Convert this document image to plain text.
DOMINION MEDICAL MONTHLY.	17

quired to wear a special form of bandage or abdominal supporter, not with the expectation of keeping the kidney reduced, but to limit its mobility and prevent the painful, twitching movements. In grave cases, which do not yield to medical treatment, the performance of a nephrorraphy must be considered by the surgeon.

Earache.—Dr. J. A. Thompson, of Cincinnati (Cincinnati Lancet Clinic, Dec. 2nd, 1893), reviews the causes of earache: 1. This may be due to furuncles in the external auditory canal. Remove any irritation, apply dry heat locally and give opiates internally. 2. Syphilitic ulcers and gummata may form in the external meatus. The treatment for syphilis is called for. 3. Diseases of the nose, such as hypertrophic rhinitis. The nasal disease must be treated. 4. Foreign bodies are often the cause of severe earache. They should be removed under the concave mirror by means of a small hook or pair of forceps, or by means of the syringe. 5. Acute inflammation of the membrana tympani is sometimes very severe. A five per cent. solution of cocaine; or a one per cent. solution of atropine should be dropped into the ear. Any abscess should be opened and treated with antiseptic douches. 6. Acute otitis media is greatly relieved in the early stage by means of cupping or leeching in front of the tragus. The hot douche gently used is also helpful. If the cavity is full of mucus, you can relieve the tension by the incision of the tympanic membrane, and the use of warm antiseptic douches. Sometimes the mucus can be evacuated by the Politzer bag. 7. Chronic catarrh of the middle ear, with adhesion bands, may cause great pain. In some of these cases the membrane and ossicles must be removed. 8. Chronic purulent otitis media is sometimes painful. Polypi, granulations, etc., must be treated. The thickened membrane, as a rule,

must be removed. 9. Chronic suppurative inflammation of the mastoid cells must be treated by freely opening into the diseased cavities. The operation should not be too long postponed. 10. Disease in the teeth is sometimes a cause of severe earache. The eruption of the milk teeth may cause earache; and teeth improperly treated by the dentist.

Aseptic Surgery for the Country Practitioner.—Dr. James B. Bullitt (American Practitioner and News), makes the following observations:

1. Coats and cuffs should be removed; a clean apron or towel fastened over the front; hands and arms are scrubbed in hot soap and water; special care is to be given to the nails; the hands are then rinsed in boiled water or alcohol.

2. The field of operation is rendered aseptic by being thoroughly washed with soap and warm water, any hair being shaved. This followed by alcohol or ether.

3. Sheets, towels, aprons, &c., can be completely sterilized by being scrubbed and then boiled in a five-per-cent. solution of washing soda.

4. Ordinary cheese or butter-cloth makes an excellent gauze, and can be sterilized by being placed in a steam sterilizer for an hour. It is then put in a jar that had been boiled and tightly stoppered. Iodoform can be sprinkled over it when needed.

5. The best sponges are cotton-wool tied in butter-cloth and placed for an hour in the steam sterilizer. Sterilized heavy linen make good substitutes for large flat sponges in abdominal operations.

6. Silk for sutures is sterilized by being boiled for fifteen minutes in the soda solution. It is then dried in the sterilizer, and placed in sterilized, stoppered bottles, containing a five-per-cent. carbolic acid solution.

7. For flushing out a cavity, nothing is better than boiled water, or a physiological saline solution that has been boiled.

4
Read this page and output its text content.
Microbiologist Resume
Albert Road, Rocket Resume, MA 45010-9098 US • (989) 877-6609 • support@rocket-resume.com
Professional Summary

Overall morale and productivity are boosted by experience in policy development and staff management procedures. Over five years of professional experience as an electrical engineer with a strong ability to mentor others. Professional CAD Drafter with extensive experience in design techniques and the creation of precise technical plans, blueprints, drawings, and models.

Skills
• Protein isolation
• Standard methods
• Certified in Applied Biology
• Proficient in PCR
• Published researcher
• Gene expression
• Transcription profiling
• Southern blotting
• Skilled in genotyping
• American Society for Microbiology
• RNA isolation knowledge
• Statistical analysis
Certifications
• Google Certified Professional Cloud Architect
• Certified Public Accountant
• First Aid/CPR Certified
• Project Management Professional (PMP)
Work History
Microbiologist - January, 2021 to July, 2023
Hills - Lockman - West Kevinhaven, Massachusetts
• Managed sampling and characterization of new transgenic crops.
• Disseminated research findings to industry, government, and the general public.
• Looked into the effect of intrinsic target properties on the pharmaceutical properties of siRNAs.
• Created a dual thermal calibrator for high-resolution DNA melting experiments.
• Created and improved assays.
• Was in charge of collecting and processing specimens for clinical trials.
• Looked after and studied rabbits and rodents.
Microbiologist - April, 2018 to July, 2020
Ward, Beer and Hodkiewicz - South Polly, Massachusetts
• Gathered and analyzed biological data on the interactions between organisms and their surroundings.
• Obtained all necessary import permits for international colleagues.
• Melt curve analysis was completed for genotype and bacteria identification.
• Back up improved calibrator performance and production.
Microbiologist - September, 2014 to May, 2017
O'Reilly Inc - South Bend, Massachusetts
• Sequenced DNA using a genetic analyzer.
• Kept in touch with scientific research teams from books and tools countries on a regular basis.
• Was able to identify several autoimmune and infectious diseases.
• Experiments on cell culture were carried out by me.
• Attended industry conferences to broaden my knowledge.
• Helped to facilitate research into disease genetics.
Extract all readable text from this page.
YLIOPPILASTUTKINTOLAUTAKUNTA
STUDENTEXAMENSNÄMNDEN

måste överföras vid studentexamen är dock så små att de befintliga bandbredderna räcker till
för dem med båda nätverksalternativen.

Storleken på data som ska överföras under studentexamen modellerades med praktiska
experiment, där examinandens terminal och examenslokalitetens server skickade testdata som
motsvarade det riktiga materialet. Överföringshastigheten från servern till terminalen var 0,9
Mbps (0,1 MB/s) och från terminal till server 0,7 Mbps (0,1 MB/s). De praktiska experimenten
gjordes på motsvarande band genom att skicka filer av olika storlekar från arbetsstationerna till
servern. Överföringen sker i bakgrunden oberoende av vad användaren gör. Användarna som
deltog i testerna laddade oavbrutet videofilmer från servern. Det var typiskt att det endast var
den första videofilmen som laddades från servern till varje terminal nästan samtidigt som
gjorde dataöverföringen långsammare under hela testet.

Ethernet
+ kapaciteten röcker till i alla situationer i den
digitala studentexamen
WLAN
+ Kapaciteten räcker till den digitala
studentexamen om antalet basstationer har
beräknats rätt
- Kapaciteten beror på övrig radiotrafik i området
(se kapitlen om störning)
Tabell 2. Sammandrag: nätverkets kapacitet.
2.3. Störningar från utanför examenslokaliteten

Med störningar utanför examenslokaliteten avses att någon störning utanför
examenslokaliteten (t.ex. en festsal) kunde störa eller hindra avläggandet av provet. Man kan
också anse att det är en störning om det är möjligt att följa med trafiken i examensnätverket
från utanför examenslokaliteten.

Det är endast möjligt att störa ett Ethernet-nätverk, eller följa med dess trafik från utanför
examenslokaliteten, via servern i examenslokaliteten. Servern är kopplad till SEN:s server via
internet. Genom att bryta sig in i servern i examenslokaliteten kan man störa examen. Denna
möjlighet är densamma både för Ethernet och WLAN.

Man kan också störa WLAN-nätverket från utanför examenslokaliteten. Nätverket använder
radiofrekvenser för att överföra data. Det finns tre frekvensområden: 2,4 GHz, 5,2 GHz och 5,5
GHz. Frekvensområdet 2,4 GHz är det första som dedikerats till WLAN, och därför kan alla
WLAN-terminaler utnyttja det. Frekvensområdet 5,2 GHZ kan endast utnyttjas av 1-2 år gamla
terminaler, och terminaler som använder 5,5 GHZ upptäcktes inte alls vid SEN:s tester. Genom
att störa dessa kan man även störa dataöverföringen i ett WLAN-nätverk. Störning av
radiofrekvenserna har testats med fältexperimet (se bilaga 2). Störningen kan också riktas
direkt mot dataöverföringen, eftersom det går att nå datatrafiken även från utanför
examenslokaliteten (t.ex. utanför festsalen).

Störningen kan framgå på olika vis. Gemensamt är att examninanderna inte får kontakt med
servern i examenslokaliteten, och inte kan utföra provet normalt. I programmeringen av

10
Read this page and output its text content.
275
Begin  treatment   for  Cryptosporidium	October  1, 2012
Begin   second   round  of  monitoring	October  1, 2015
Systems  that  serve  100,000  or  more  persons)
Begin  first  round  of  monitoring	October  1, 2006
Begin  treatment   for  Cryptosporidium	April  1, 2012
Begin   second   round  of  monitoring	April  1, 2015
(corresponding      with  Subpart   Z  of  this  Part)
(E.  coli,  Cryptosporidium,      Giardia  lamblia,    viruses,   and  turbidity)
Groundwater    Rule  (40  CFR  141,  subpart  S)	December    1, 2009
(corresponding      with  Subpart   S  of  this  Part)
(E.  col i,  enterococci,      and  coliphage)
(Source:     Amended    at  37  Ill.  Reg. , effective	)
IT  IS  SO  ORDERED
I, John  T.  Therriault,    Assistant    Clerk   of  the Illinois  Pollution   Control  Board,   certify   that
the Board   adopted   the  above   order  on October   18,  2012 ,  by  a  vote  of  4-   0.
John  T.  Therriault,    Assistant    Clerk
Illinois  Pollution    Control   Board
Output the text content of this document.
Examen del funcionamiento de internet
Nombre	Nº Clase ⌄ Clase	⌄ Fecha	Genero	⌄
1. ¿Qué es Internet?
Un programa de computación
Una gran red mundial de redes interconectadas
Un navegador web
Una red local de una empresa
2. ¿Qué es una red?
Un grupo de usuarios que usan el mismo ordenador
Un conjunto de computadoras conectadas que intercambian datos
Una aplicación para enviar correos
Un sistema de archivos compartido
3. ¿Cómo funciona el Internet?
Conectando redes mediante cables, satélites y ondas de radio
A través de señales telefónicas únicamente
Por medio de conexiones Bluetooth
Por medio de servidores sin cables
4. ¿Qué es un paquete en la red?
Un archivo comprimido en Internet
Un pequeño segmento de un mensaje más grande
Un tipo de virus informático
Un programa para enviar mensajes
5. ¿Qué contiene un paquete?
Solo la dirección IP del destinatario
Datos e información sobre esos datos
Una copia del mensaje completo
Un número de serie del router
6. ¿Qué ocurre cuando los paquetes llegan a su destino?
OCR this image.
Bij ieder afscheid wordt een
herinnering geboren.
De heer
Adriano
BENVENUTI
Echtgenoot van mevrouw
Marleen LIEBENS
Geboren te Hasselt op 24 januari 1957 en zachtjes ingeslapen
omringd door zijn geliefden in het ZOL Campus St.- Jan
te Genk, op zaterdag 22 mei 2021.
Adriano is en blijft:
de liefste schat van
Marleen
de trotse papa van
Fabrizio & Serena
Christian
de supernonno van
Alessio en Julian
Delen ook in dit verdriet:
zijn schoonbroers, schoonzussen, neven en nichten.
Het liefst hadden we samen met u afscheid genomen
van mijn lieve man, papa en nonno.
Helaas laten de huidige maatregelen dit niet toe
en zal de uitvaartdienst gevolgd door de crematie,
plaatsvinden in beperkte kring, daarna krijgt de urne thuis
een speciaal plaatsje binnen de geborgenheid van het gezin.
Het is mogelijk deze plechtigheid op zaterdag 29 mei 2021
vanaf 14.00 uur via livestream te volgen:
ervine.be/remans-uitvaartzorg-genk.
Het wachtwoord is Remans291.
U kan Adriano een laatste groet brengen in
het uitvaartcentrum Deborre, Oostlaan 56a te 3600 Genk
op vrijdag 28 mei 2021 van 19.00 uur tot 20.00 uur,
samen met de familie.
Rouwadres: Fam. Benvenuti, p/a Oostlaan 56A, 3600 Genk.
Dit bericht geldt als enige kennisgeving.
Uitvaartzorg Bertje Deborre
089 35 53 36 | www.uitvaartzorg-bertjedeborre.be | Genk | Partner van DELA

**THE PROBLEM:** Each line in the entries above that includes the string "then" should be extracted.

**YOUR RESPONSE:**
1. Coats and cuffs should be removed; a clean apron or towel fastened over the front; hands and arms are scrubbed in hot soap and water; special care is to be given to the nails; the hands are then rinsed in boiled water or alcohol.
3. Sheets, towels, aprons, &c., can be completely sterilized by being scrubbed and then boiled in a five-per-cent. solution of washing soda.
4. Ordinary cheese or butter-cloth makes an excellent gauze, and can be sterilized by being placed in a steam sterilizer for an hour. It is then put in a jar that had been boiled and tightly stoppered. Iodoform can be sprinkled over it when needed.
6. Silk for sutures is sterilized by being boiled for fifteen minutes in the soda solution. It is then dried in the sterilizer, and placed in sterilized, stoppered bottles, containing a five-per-cent. carbolic acid solution.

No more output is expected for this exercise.